▶ **Brief**
Go through the entries below and retype them exactly, omitting each picture.
START The data
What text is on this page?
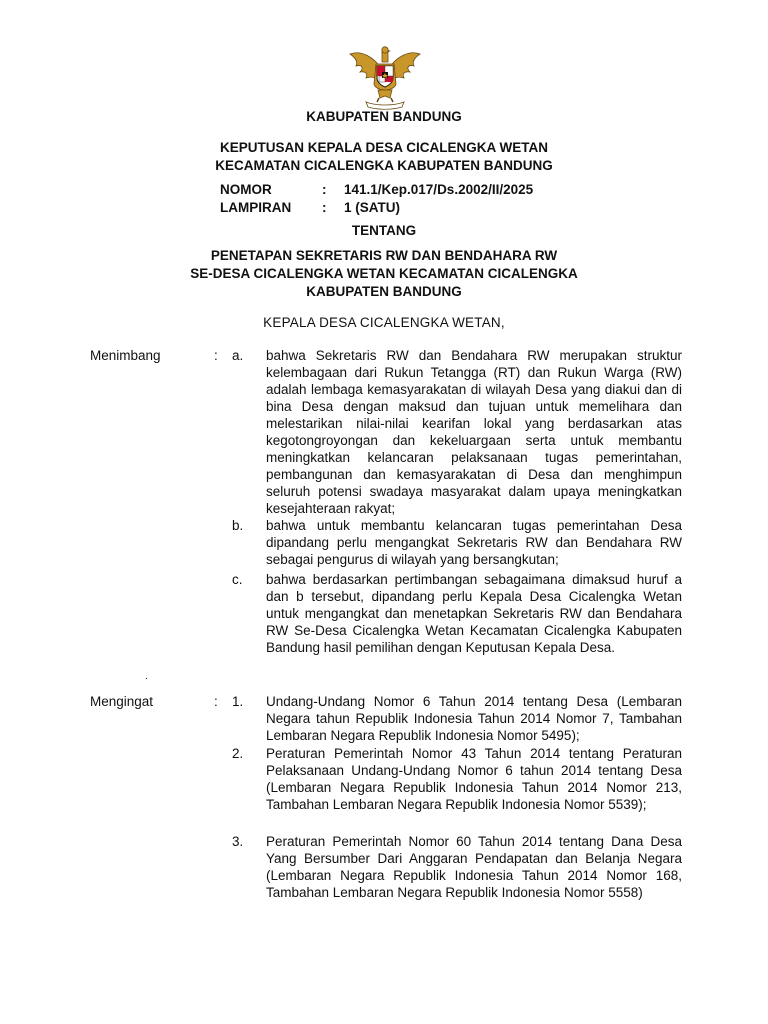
KABUPATEN BANDUNG
KEPUTUSAN KEPALA DESA CICALENGKA WETAN
KECAMATAN CICALENGKA KABUPATEN BANDUNG
NOMOR	:	141.1/Kep.017/Ds.2002/II/2025
LAMPIRAN	:	1 (SATU)
TENTANG
PENETAPAN SEKRETARIS RW DAN BENDAHARA RW
SE-DESA CICALENGKA WETAN KECAMATAN CICALENGKA
KABUPATEN BANDUNG
KEPALA DESA CICALENGKA WETAN,
Menimbang	:	a.	bahwa Sekretaris RW dan Bendahara RW merupakan struktur kelembagaan dari Rukun Tetangga (RT) dan Rukun Warga (RW) adalah lembaga kemasyarakatan di wilayah Desa yang diakui dan di bina Desa dengan maksud dan tujuan untuk memelihara dan melestarikan nilai-nilai kearifan lokal yang berdasarkan atas kegotongroyongan dan kekeluargaan serta untuk membantu meningkatkan kelancaran pelaksanaan tugas pemerintahan, pembangunan dan kemasyarakatan di Desa dan menghimpun seluruh potensi swadaya masyarakat dalam upaya meningkatkan kesejahteraan rakyat;
b.	bahwa untuk membantu kelancaran tugas pemerintahan Desa dipandang perlu mengangkat Sekretaris RW dan Bendahara RW sebagai pengurus di wilayah yang bersangkutan;
c.	bahwa berdasarkan pertimbangan sebagaimana dimaksud huruf a dan b tersebut, dipandang perlu Kepala Desa Cicalengka Wetan untuk mengangkat dan menetapkan Sekretaris RW dan Bendahara RW Se-Desa Cicalengka Wetan Kecamatan Cicalengka Kabupaten Bandung hasil pemilihan dengan Keputusan Kepala Desa.
.
Mengingat	:	1.	Undang-Undang Nomor 6 Tahun 2014 tentang Desa (Lembaran Negara tahun Republik Indonesia Tahun 2014 Nomor 7, Tambahan Lembaran Negara Republik Indonesia Nomor 5495);
2.	Peraturan Pemerintah Nomor 43 Tahun 2014 tentang Peraturan Pelaksanaan Undang-Undang Nomor 6 tahun 2014 tentang Desa (Lembaran Negara Republik Indonesia Tahun 2014 Nomor 213, Tambahan Lembaran Negara Republik Indonesia Nomor 5539);
3.	Peraturan Pemerintah Nomor 60 Tahun 2014 tentang Dana Desa Yang Bersumber Dari Anggaran Pendapatan dan Belanja Negara (Lembaran Negara Republik Indonesia Tahun 2014 Nomor 168, Tambahan Lembaran Negara Republik Indonesia Nomor 5558)
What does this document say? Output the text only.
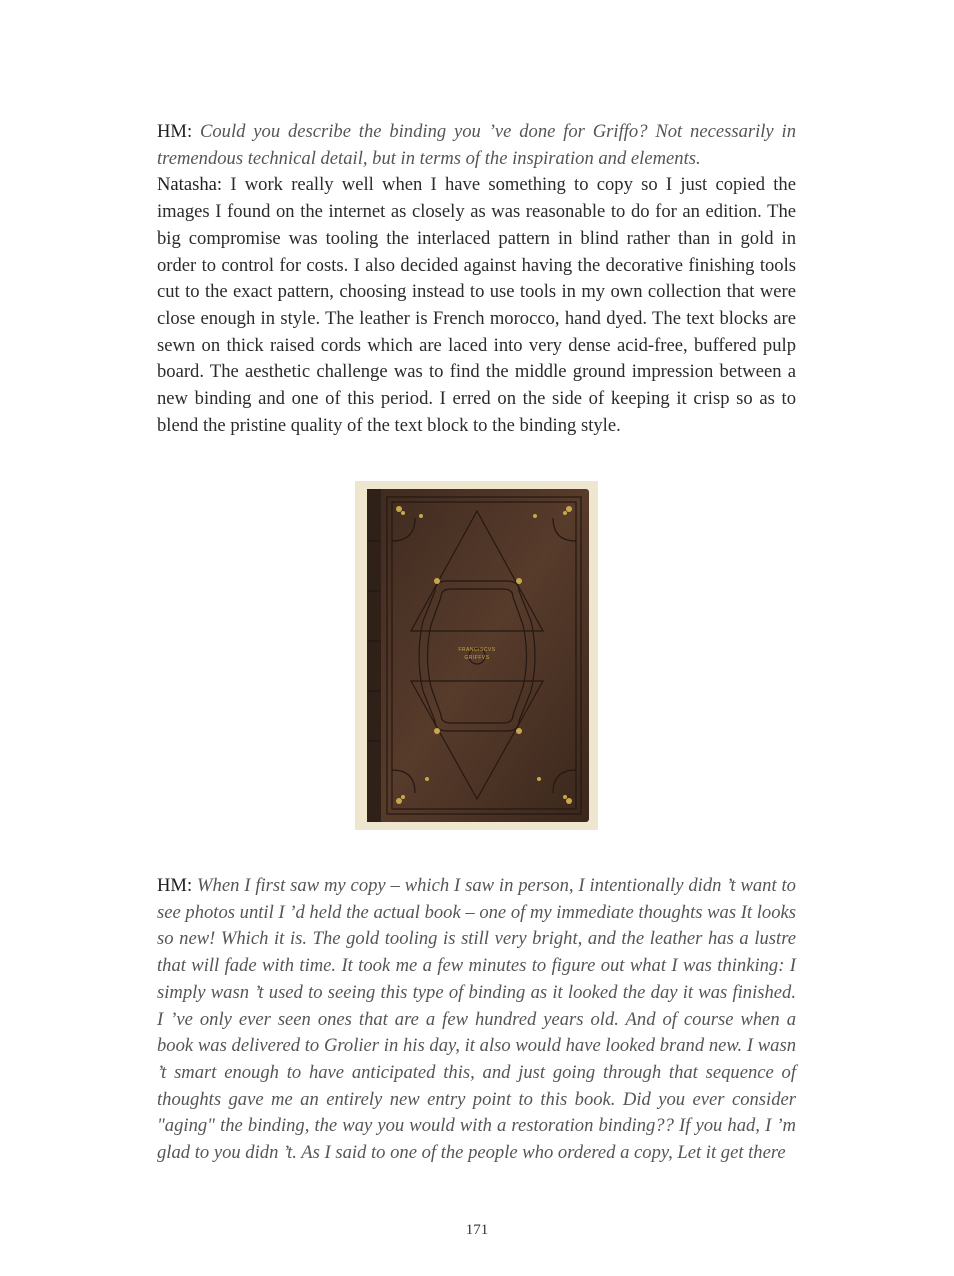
HM: Could you describe the binding you ’ve done for Griffo? Not necessarily in tremendous technical detail, but in terms of the inspiration and elements.

Natasha: I work really well when I have something to copy so I just copied the images I found on the internet as closely as was reasonable to do for an edition. The big compromise was tooling the interlaced pattern in blind rather than in gold in order to control for costs. I also decided against having the decorative finishing tools cut to the exact pattern, choosing instead to use tools in my own collection that were close enough in style. The leather is French morocco, hand dyed. The text blocks are sewn on thick raised cords which are laced into very dense acid-free, buffered pulp board. The aesthetic challenge was to find the middle ground impression between a new binding and one of this period. I erred on the side of keeping it crisp so as to blend the pristine quality of the text block to the binding style.

FRANCISCVS
GRIFFVS

HM: When I first saw my copy – which I saw in person, I intentionally didn ’t want to see photos until I ’d held the actual book – one of my immediate thoughts was It looks so new! Which it is. The gold tooling is still very bright, and the leather has a lustre that will fade with time. It took me a few minutes to figure out what I was thinking: I simply wasn ’t used to seeing this type of binding as it looked the day it was finished. I ’ve only ever seen ones that are a few hundred years old. And of course when a book was delivered to Grolier in his day, it also would have looked brand new. I wasn ’t smart enough to have anticipated this, and just going through that sequence of thoughts gave me an entirely new entry point to this book. Did you ever consider "aging" the binding, the way you would with a restoration binding?? If you had, I ’m glad to you didn ’t. As I said to one of the people who ordered a copy, Let it get there

171
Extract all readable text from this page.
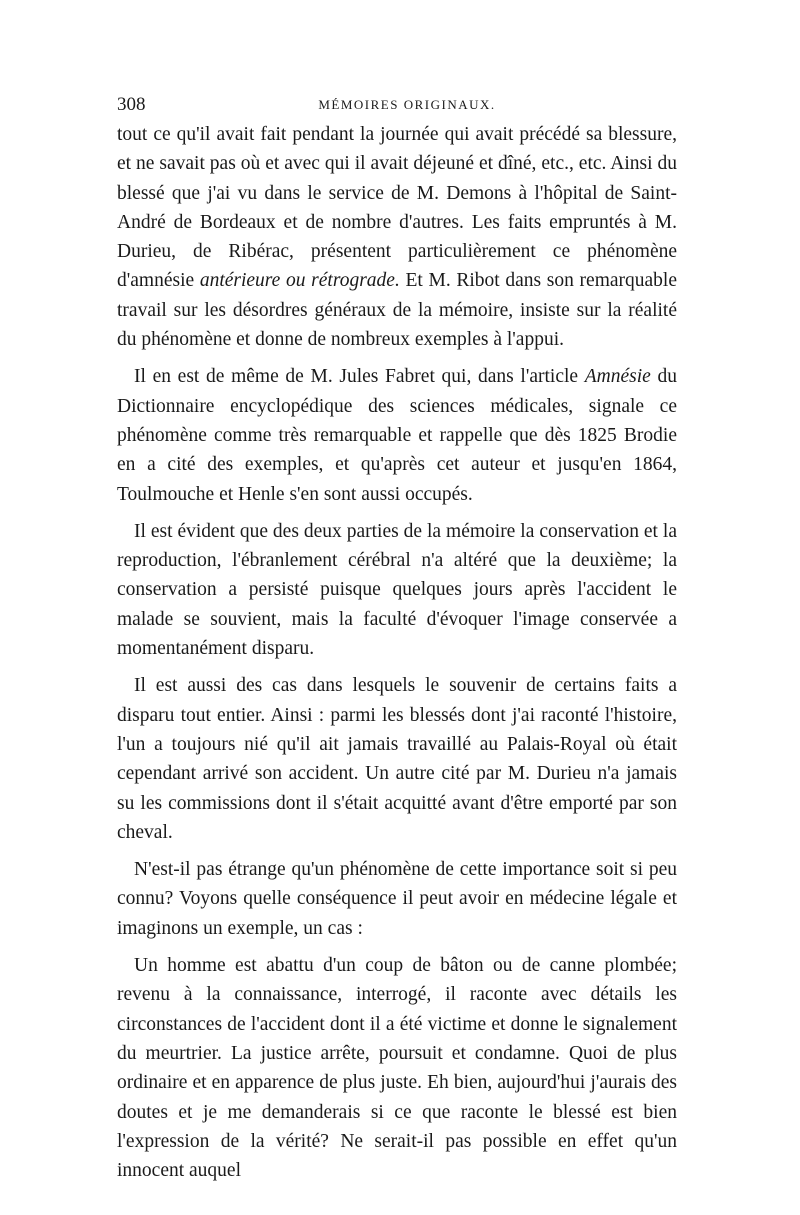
308	MÉMOIRES ORIGINAUX.

tout ce qu'il avait fait pendant la journée qui avait précédé sa blessure, et ne savait pas où et avec qui il avait déjeuné et dîné, etc., etc. Ainsi du blessé que j'ai vu dans le service de M. Demons à l'hôpital de Saint-André de Bordeaux et de nombre d'autres. Les faits empruntés à M. Durieu, de Ribérac, présentent particulièrement ce phénomène d'amnésie antérieure ou rétrograde. Et M. Ribot dans son remarquable travail sur les désordres généraux de la mémoire, insiste sur la réalité du phénomène et donne de nombreux exemples à l'appui.

Il en est de même de M. Jules Fabret qui, dans l'article Amnésie du Dictionnaire encyclopédique des sciences médicales, signale ce phénomène comme très remarquable et rappelle que dès 1825 Brodie en a cité des exemples, et qu'après cet auteur et jusqu'en 1864, Toulmouche et Henle s'en sont aussi occupés.

Il est évident que des deux parties de la mémoire la conservation et la reproduction, l'ébranlement cérébral n'a altéré que la deuxième; la conservation a persisté puisque quelques jours après l'accident le malade se souvient, mais la faculté d'évoquer l'image conservée a momentanément disparu.

Il est aussi des cas dans lesquels le souvenir de certains faits a disparu tout entier. Ainsi : parmi les blessés dont j'ai raconté l'histoire, l'un a toujours nié qu'il ait jamais travaillé au Palais-Royal où était cependant arrivé son accident. Un autre cité par M. Durieu n'a jamais su les commissions dont il s'était acquitté avant d'être emporté par son cheval.

N'est-il pas étrange qu'un phénomène de cette importance soit si peu connu? Voyons quelle conséquence il peut avoir en médecine légale et imaginons un exemple, un cas :

Un homme est abattu d'un coup de bâton ou de canne plombée; revenu à la connaissance, interrogé, il raconte avec détails les circonstances de l'accident dont il a été victime et donne le signalement du meurtrier. La justice arrête, poursuit et condamne. Quoi de plus ordinaire et en apparence de plus juste. Eh bien, aujourd'hui j'aurais des doutes et je me demanderais si ce que raconte le blessé est bien l'expression de la vérité? Ne serait-il pas possible en effet qu'un innocent auquel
END The data
▶ **Written response**
What text is on this page?
KABUPATEN BANDUNG
KEPUTUSAN KEPALA DESA CICALENGKA WETAN
KECAMATAN CICALENGKA KABUPATEN BANDUNG
NOMOR	:	141.1/Kep.017/Ds.2002/II/2025
LAMPIRAN	:	1 (SATU)
TENTANG
PENETAPAN SEKRETARIS RW DAN BENDAHARA RW
SE-DESA CICALENGKA WETAN KECAMATAN CICALENGKA
KABUPATEN BANDUNG
KEPALA DESA CICALENGKA WETAN,
Menimbang	:	a.	bahwa Sekretaris RW dan Bendahara RW merupakan struktur kelembagaan dari Rukun Tetangga (RT) dan Rukun Warga (RW) adalah lembaga kemasyarakatan di wilayah Desa yang diakui dan di bina Desa dengan maksud dan tujuan untuk memelihara dan melestarikan nilai-nilai kearifan lokal yang berdasarkan atas kegotongroyongan dan kekeluargaan serta untuk membantu meningkatkan kelancaran pelaksanaan tugas pemerintahan, pembangunan dan kemasyarakatan di Desa dan menghimpun seluruh potensi swadaya masyarakat dalam upaya meningkatkan kesejahteraan rakyat;
b.	bahwa untuk membantu kelancaran tugas pemerintahan Desa dipandang perlu mengangkat Sekretaris RW dan Bendahara RW sebagai pengurus di wilayah yang bersangkutan;
c.	bahwa berdasarkan pertimbangan sebagaimana dimaksud huruf a dan b tersebut, dipandang perlu Kepala Desa Cicalengka Wetan untuk mengangkat dan menetapkan Sekretaris RW dan Bendahara RW Se-Desa Cicalengka Wetan Kecamatan Cicalengka Kabupaten Bandung hasil pemilihan dengan Keputusan Kepala Desa.
.
Mengingat	:	1.	Undang-Undang Nomor 6 Tahun 2014 tentang Desa (Lembaran Negara tahun Republik Indonesia Tahun 2014 Nomor 7, Tambahan Lembaran Negara Republik Indonesia Nomor 5495);
2.	Peraturan Pemerintah Nomor 43 Tahun 2014 tentang Peraturan Pelaksanaan Undang-Undang Nomor 6 tahun 2014 tentang Desa (Lembaran Negara Republik Indonesia Tahun 2014 Nomor 213, Tambahan Lembaran Negara Republik Indonesia Nomor 5539);
3.	Peraturan Pemerintah Nomor 60 Tahun 2014 tentang Dana Desa Yang Bersumber Dari Anggaran Pendapatan dan Belanja Negara (Lembaran Negara Republik Indonesia Tahun 2014 Nomor 168, Tambahan Lembaran Negara Republik Indonesia Nomor 5558)
What does this document say? Output the text only.
HM: Could you describe the binding you ’ve done for Griffo? Not necessarily in tremendous technical detail, but in terms of the inspiration and elements.

Natasha: I work really well when I have something to copy so I just copied the images I found on the internet as closely as was reasonable to do for an edition. The big compromise was tooling the interlaced pattern in blind rather than in gold in order to control for costs. I also decided against having the decorative finishing tools cut to the exact pattern, choosing instead to use tools in my own collection that were close enough in style. The leather is French morocco, hand dyed. The text blocks are sewn on thick raised cords which are laced into very dense acid-free, buffered pulp board. The aesthetic challenge was to find the middle ground impression between a new binding and one of this period. I erred on the side of keeping it crisp so as to blend the pristine quality of the text block to the binding style.

FRANCISCVS
GRIFFVS

HM: When I first saw my copy – which I saw in person, I intentionally didn ’t want to see photos until I ’d held the actual book – one of my immediate thoughts was It looks so new! Which it is. The gold tooling is still very bright, and the leather has a lustre that will fade with time. It took me a few minutes to figure out what I was thinking: I simply wasn ’t used to seeing this type of binding as it looked the day it was finished. I ’ve only ever seen ones that are a few hundred years old. And of course when a book was delivered to Grolier in his day, it also would have looked brand new. I wasn ’t smart enough to have anticipated this, and just going through that sequence of thoughts gave me an entirely new entry point to this book. Did you ever consider "aging" the binding, the way you would with a restoration binding?? If you had, I ’m glad to you didn ’t. As I said to one of the people who ordered a copy, Let it get there

171
Extract all readable text from this page.
308	MÉMOIRES ORIGINAUX.

tout ce qu'il avait fait pendant la journée qui avait précédé sa blessure, et ne savait pas où et avec qui il avait déjeuné et dîné, etc., etc. Ainsi du blessé que j'ai vu dans le service de M. Demons à l'hôpital de Saint-André de Bordeaux et de nombre d'autres. Les faits empruntés à M. Durieu, de Ribérac, présentent particulièrement ce phénomène d'amnésie antérieure ou rétrograde. Et M. Ribot dans son remarquable travail sur les désordres généraux de la mémoire, insiste sur la réalité du phénomène et donne de nombreux exemples à l'appui.

Il en est de même de M. Jules Fabret qui, dans l'article Amnésie du Dictionnaire encyclopédique des sciences médicales, signale ce phénomène comme très remarquable et rappelle que dès 1825 Brodie en a cité des exemples, et qu'après cet auteur et jusqu'en 1864, Toulmouche et Henle s'en sont aussi occupés.

Il est évident que des deux parties de la mémoire la conservation et la reproduction, l'ébranlement cérébral n'a altéré que la deuxième; la conservation a persisté puisque quelques jours après l'accident le malade se souvient, mais la faculté d'évoquer l'image conservée a momentanément disparu.

Il est aussi des cas dans lesquels le souvenir de certains faits a disparu tout entier. Ainsi : parmi les blessés dont j'ai raconté l'histoire, l'un a toujours nié qu'il ait jamais travaillé au Palais-Royal où était cependant arrivé son accident. Un autre cité par M. Durieu n'a jamais su les commissions dont il s'était acquitté avant d'être emporté par son cheval.

N'est-il pas étrange qu'un phénomène de cette importance soit si peu connu? Voyons quelle conséquence il peut avoir en médecine légale et imaginons un exemple, un cas :

Un homme est abattu d'un coup de bâton ou de canne plombée; revenu à la connaissance, interrogé, il raconte avec détails les circonstances de l'accident dont il a été victime et donne le signalement du meurtrier. La justice arrête, poursuit et condamne. Quoi de plus ordinaire et en apparence de plus juste. Eh bien, aujourd'hui j'aurais des doutes et je me demanderais si ce que raconte le blessé est bien l'expression de la vérité? Ne serait-il pas possible en effet qu'un innocent auquel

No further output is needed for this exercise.